*Short exercise*.
For each line that holds "JazG", copy the line out.

┏━━

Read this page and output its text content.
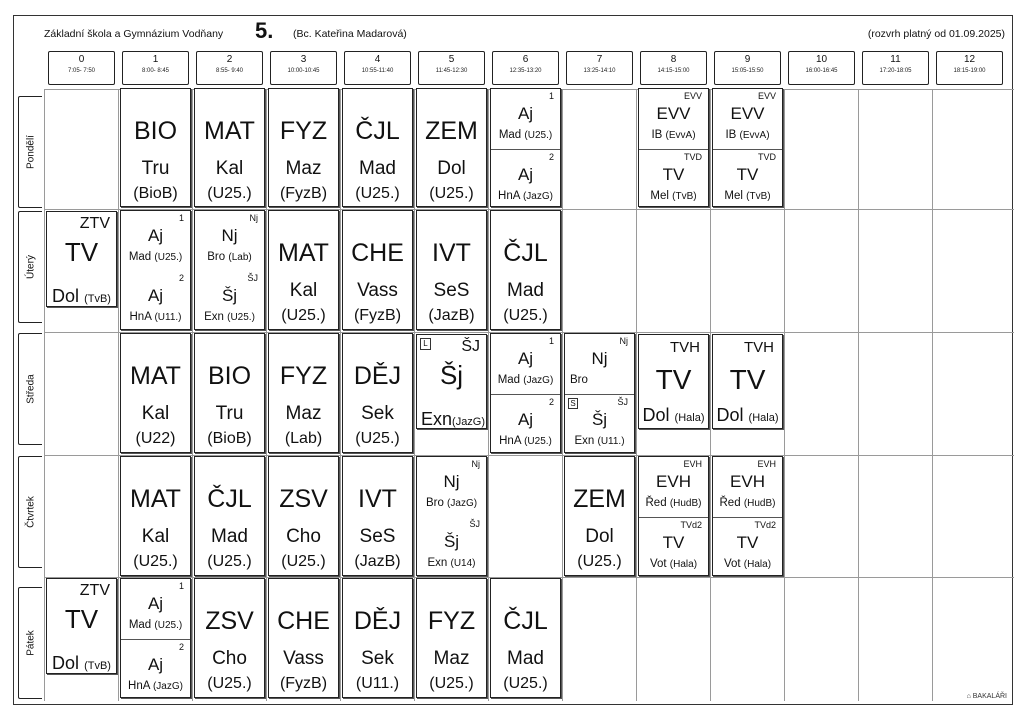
Základní škola a Gymnázium Vodňany 5. (Bc. Kateřina Madarová)	(rozvrh platný od 01.09.2025)
0
7:05- 7:50
1
8:00- 8:45
2
8:55- 9:40
3
10:00-10:45
4
10:55-11:40
5
11:45-12:30
6
12:35-13:20
7
13:25-14:10
8
14:15-15:00
9
15:05-15:50
10
16:00-16:45
11
17:20-18:05
12
18:15-19:00
Pondělí
Úterý
Středa
Čtvrtek
Pátek
BIO
Tru
(BioB)
MAT
Kal
(U25.)
FYZ
Maz
(FyzB)
ČJL
Mad
(U25.)
ZEM
Dol
(U25.)
1
Aj
Mad (U25.)
2
Aj
HnA (JazG)
EVV
EVV
IB (EvvA)
TVD
TV
Mel (TvB)
EVV
EVV
IB (EvvA)
TVD
TV
Mel (TvB)
ZTV
TV
Dol (TvB)
1
Aj
Mad (U25.)
2
Aj
HnA (U11.)
Nj
Nj
Bro (Lab)
ŠJ
Šj
Exn (U25.)
MAT
Kal
(U25.)
CHE
Vass
(FyzB)
IVT
SeS
(JazB)
ČJL
Mad
(U25.)
MAT
Kal
(U22)
BIO
Tru
(BioB)
FYZ
Maz
(Lab)
DĚJ
Sek
(U25.)
L ŠJ
Šj
Exn(JazG)
1
Aj
Mad (JazG)
2
Aj
HnA (U25.)
Nj
Nj
Bro
S	ŠJ
Šj
Exn (U11.)
TVH
TV
Dol (Hala)
TVH
TV
Dol (Hala)
MAT
Kal
(U25.)
ČJL
Mad
(U25.)
ZSV
Cho
(U25.)
IVT
SeS
(JazB)
Nj
Nj
Bro (JazG)
ŠJ
Šj
Exn (U14)
ZEM
Dol
(U25.)
EVH
EVH
Řed (HudB)
TVd2
TV
Vot (Hala)
EVH
EVH
Řed (HudB)
TVd2
TV
Vot (Hala)
ZTV
TV
Dol (TvB)
1
Aj
Mad (U25.)
2
Aj
HnA (JazG)
ZSV
Cho
(U25.)
CHE
Vass
(FyzB)
DĚJ
Sek
(U11.)
FYZ
Maz
(U25.)
ČJL
Mad
(U25.)
⌂ BAKALÁŘI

┗━━

*The answer*.
HnA (JazG)
Exn(JazG)
Mad (JazG)
Bro (JazG)
HnA (JazG)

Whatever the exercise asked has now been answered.